*GIVEN EXERCISE*. Locate all lines with the word "CONTACT". Copy them.

*SOURCE RECORDS*.
+--

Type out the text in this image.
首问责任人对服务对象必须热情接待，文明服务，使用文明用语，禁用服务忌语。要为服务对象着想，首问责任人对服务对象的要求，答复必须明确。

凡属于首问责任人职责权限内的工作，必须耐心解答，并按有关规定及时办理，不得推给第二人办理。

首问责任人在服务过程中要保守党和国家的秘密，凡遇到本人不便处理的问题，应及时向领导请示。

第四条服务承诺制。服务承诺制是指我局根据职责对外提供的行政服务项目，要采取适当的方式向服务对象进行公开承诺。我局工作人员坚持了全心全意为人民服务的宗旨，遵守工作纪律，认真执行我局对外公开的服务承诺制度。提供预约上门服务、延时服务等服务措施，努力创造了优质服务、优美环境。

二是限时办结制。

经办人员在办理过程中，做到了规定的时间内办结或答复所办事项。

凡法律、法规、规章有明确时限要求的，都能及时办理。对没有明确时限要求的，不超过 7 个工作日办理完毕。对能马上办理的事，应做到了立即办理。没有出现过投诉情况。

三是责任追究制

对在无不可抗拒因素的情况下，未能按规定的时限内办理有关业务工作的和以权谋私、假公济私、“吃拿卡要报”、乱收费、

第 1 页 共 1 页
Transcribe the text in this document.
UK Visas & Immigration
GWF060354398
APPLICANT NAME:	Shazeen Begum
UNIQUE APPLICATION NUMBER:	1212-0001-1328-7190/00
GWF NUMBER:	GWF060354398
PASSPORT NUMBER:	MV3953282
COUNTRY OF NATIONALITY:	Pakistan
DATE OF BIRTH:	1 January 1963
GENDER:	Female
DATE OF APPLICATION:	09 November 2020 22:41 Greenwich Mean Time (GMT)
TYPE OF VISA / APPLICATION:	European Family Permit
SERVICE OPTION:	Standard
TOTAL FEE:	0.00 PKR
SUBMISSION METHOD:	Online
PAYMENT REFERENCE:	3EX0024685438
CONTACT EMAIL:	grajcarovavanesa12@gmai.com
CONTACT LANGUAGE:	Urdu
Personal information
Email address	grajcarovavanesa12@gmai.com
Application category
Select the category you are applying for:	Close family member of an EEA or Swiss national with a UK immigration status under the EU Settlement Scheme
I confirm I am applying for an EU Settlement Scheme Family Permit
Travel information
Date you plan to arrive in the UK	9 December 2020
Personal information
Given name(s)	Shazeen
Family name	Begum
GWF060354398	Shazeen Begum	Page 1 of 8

+--

*THE ANSWER*.
CONTACT EMAIL:	grajcarovavanesa12@gmai.com
CONTACT LANGUAGE:	Urdu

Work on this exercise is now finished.